## Stored data:
---
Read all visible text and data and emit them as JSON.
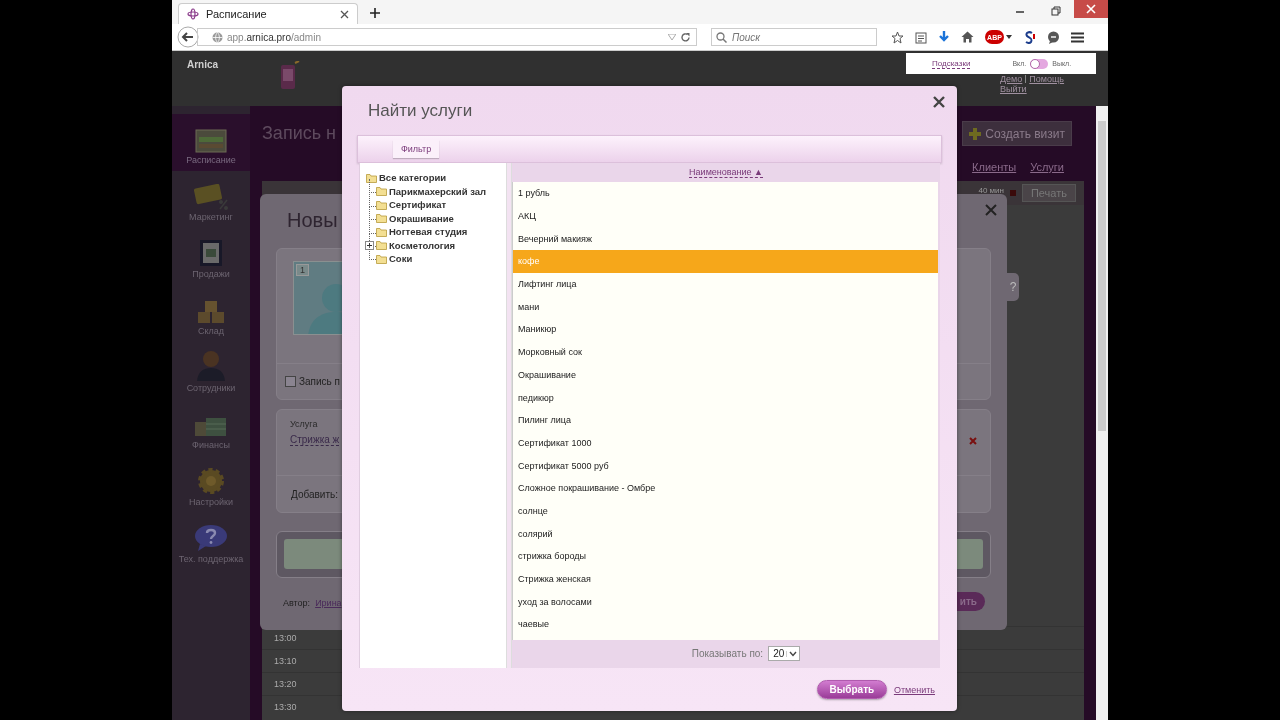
{
  "browser": {
    "tab_title": "Расписание",
    "url": "app.**arnica.pro**/admin",
    "search_placeholder": "Поиск",
    "adblock_badge": "ABP"
  },
  "app": {
    "brand": "Arnica",
    "hints": {
      "label": "Подсказки",
      "on_label": "Вкл.",
      "off_label": "Выкл.",
      "on": false
    },
    "user_links": [
      "Демо",
      "Помощь",
      "Выйти"
    ],
    "nav": [
      {
        "label": "Расписание",
        "selected": true
      },
      {
        "label": "Маркетинг",
        "selected": false
      },
      {
        "label": "Продажи",
        "selected": false
      },
      {
        "label": "Склад",
        "selected": false
      },
      {
        "label": "Сотрудники",
        "selected": false
      },
      {
        "label": "Финансы",
        "selected": false
      },
      {
        "label": "Настройки",
        "selected": false
      },
      {
        "label": "Тех. поддержка",
        "selected": false
      }
    ],
    "page_title": "Запись н",
    "create_button": "Создать визит",
    "links": [
      "Клиенты",
      "Услуги"
    ],
    "duration": "40 мин",
    "print_button": "Печать",
    "times": [
      "13:00",
      "13:10",
      "13:20",
      "13:30"
    ]
  },
  "visit_dialog": {
    "title": "Новы",
    "photo_number": "1",
    "checkbox_label": "Запись п",
    "checked": false,
    "service_label": "Услуга",
    "service_value": "Стрижка ж",
    "add_label": "Добавить:",
    "author_label": "Автор:",
    "author": "Ирина",
    "help_tab": "?",
    "save_button": "ить"
  },
  "modal": {
    "title": "Найти услуги",
    "filter_button": "Фильтр",
    "tree": {
      "label": "Все категории",
      "expanded": true,
      "children": [
        {
          "label": "Парикмахерский зал",
          "collapsed": false
        },
        {
          "label": "Сертификат",
          "collapsed": false
        },
        {
          "label": "Окрашивание",
          "collapsed": false
        },
        {
          "label": "Ногтевая студия",
          "collapsed": false
        },
        {
          "label": "Косметология",
          "collapsed": true
        },
        {
          "label": "Соки",
          "collapsed": false
        }
      ]
    },
    "column": "Наименование ▲",
    "rows": [
      {
        "name": "1 рубль",
        "selected": false
      },
      {
        "name": "АКЦ",
        "selected": false
      },
      {
        "name": "Вечерний макияж",
        "selected": false
      },
      {
        "name": "кофе",
        "selected": true
      },
      {
        "name": "Лифтинг лица",
        "selected": false
      },
      {
        "name": "мани",
        "selected": false
      },
      {
        "name": "Маникюр",
        "selected": false
      },
      {
        "name": "Морковный сок",
        "selected": false
      },
      {
        "name": "Окрашивание",
        "selected": false
      },
      {
        "name": "педикюр",
        "selected": false
      },
      {
        "name": "Пилинг лица",
        "selected": false
      },
      {
        "name": "Сертификат 1000",
        "selected": false
      },
      {
        "name": "Сертификат 5000 руб",
        "selected": false
      },
      {
        "name": "Сложное покрашивание - Омбре",
        "selected": false
      },
      {
        "name": "солнце",
        "selected": false
      },
      {
        "name": "солярий",
        "selected": false
      },
      {
        "name": "стрижка бороды",
        "selected": false
      },
      {
        "name": "Стрижка женская",
        "selected": false
      },
      {
        "name": "уход за волосами",
        "selected": false
      },
      {
        "name": "чаевые",
        "selected": false
      }
    ],
    "page_size_label": "Показывать по:",
    "page_size": "20",
    "select_button": "Выбрать",
    "cancel_link": "Отменить"
  }
}
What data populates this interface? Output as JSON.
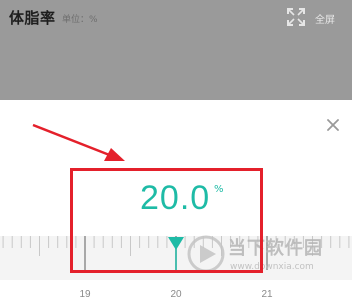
{
  "header": {
    "title": "体脂率",
    "unit_label": "单位：%",
    "fullscreen_label": "全屏",
    "fullscreen_icon": "fullscreen-icon"
  },
  "dialog": {
    "close_icon": "close-icon",
    "value": "20.0",
    "unit": "%",
    "accent_color": "#1ebba6"
  },
  "ruler": {
    "labels": [
      "19",
      "20",
      "21"
    ],
    "selected_value": 20.0,
    "pointer_icon": "triangle-pointer-icon"
  },
  "watermark": {
    "text": "当下软件园",
    "url": "www.downxia.com"
  },
  "annotation": {
    "highlight_color": "#e4202b"
  }
}
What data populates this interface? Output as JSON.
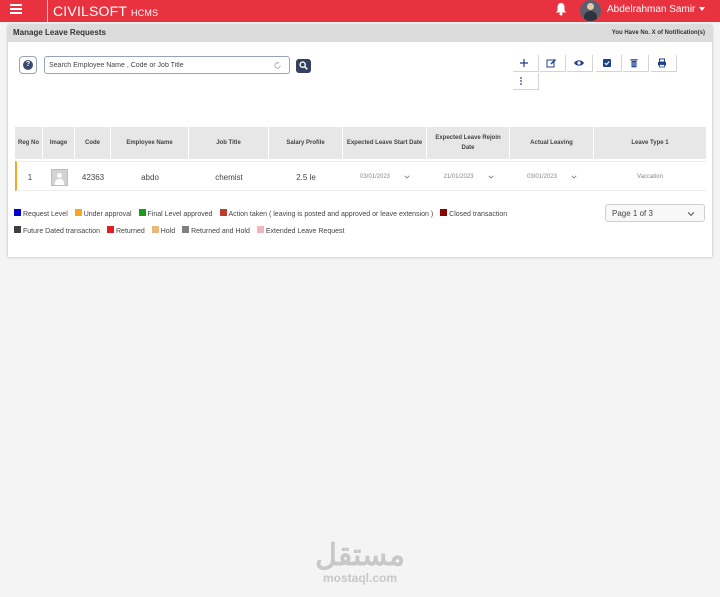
---
## The task:
Each entry shown above must be quoted exactly, with its pictures left out.

## Final result:
Read all visible text and data and emit them as JSON.
{
  "browser": {
    "tab_title": "Расписание",
    "url": "app.**arnica.pro**/admin",
    "search_placeholder": "Поиск",
    "adblock_badge": "ABP"
  },
  "app": {
    "brand": "Arnica",
    "hints": {
      "label": "Подсказки",
      "on_label": "Вкл.",
      "off_label": "Выкл.",
      "on": false
    },
    "user_links": [
      "Демо",
      "Помощь",
      "Выйти"
    ],
    "nav": [
      {
        "label": "Расписание",
        "selected": true
      },
      {
        "label": "Маркетинг",
        "selected": false
      },
      {
        "label": "Продажи",
        "selected": false
      },
      {
        "label": "Склад",
        "selected": false
      },
      {
        "label": "Сотрудники",
        "selected": false
      },
      {
        "label": "Финансы",
        "selected": false
      },
      {
        "label": "Настройки",
        "selected": false
      },
      {
        "label": "Тех. поддержка",
        "selected": false
      }
    ],
    "page_title": "Запись н",
    "create_button": "Создать визит",
    "links": [
      "Клиенты",
      "Услуги"
    ],
    "duration": "40 мин",
    "print_button": "Печать",
    "times": [
      "13:00",
      "13:10",
      "13:20",
      "13:30"
    ]
  },
  "visit_dialog": {
    "title": "Новы",
    "photo_number": "1",
    "checkbox_label": "Запись п",
    "checked": false,
    "service_label": "Услуга",
    "service_value": "Стрижка ж",
    "add_label": "Добавить:",
    "author_label": "Автор:",
    "author": "Ирина",
    "help_tab": "?",
    "save_button": "ить"
  },
  "modal": {
    "title": "Найти услуги",
    "filter_button": "Фильтр",
    "tree": {
      "label": "Все категории",
      "expanded": true,
      "children": [
        {
          "label": "Парикмахерский зал",
          "collapsed": false
        },
        {
          "label": "Сертификат",
          "collapsed": false
        },
        {
          "label": "Окрашивание",
          "collapsed": false
        },
        {
          "label": "Ногтевая студия",
          "collapsed": false
        },
        {
          "label": "Косметология",
          "collapsed": true
        },
        {
          "label": "Соки",
          "collapsed": false
        }
      ]
    },
    "column": "Наименование ▲",
    "rows": [
      {
        "name": "1 рубль",
        "selected": false
      },
      {
        "name": "АКЦ",
        "selected": false
      },
      {
        "name": "Вечерний макияж",
        "selected": false
      },
      {
        "name": "кофе",
        "selected": true
      },
      {
        "name": "Лифтинг лица",
        "selected": false
      },
      {
        "name": "мани",
        "selected": false
      },
      {
        "name": "Маникюр",
        "selected": false
      },
      {
        "name": "Морковный сок",
        "selected": false
      },
      {
        "name": "Окрашивание",
        "selected": false
      },
      {
        "name": "педикюр",
        "selected": false
      },
      {
        "name": "Пилинг лица",
        "selected": false
      },
      {
        "name": "Сертификат 1000",
        "selected": false
      },
      {
        "name": "Сертификат 5000 руб",
        "selected": false
      },
      {
        "name": "Сложное покрашивание - Омбре",
        "selected": false
      },
      {
        "name": "солнце",
        "selected": false
      },
      {
        "name": "солярий",
        "selected": false
      },
      {
        "name": "стрижка бороды",
        "selected": false
      },
      {
        "name": "Стрижка женская",
        "selected": false
      },
      {
        "name": "уход за волосами",
        "selected": false
      },
      {
        "name": "чаевые",
        "selected": false
      }
    ],
    "page_size_label": "Показывать по:",
    "page_size": "20",
    "select_button": "Выбрать",
    "cancel_link": "Отменить"
  }
}
What data populates this interface? Output as JSON.
{
  "header": {
    "title": "体脂率",
    "unit_label": "单位：%",
    "fullscreen_label": "全屏",
    "fullscreen_icon": "fullscreen-icon"
  },
  "dialog": {
    "close_icon": "close-icon",
    "value": "20.0",
    "unit": "%",
    "accent_color": "#1ebba6"
  },
  "ruler": {
    "labels": [
      "19",
      "20",
      "21"
    ],
    "selected_value": 20.0,
    "pointer_icon": "triangle-pointer-icon"
  },
  "watermark": {
    "text": "当下软件园",
    "url": "www.downxia.com"
  },
  "annotation": {
    "highlight_color": "#e4202b"
  }
}
What data populates this interface? Output as JSON.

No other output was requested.